§ Task instructions
Determine the number of lines containing the word "эжекторной". Reply with it and nothing else.

§ Supplied material
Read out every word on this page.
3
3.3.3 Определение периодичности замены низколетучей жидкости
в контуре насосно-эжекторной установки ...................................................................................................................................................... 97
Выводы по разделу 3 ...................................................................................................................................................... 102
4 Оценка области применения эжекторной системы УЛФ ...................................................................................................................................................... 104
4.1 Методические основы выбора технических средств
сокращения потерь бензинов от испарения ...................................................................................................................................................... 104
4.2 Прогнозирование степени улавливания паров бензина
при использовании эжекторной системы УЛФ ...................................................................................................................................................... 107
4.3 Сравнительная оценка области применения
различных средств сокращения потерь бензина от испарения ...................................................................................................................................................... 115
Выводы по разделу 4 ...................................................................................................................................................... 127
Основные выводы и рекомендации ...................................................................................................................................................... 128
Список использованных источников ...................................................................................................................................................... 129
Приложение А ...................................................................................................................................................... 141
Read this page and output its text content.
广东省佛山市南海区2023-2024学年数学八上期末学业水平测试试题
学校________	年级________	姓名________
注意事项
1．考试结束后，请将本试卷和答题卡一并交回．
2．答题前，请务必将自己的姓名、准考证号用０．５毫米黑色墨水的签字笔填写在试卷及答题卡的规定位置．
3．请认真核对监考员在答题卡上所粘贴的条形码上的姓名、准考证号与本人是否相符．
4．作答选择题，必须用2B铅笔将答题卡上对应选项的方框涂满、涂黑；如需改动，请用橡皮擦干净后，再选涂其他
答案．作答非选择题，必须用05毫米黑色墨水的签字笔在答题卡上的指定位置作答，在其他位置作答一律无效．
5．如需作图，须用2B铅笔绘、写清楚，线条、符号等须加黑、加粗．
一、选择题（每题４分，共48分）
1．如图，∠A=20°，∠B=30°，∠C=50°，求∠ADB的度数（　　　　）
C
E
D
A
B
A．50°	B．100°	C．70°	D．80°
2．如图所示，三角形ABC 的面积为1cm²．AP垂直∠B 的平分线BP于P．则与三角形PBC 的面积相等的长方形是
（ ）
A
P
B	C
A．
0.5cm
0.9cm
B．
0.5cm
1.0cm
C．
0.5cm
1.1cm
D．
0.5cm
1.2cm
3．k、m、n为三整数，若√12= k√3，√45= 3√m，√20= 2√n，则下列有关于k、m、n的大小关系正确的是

§ Answer in full
3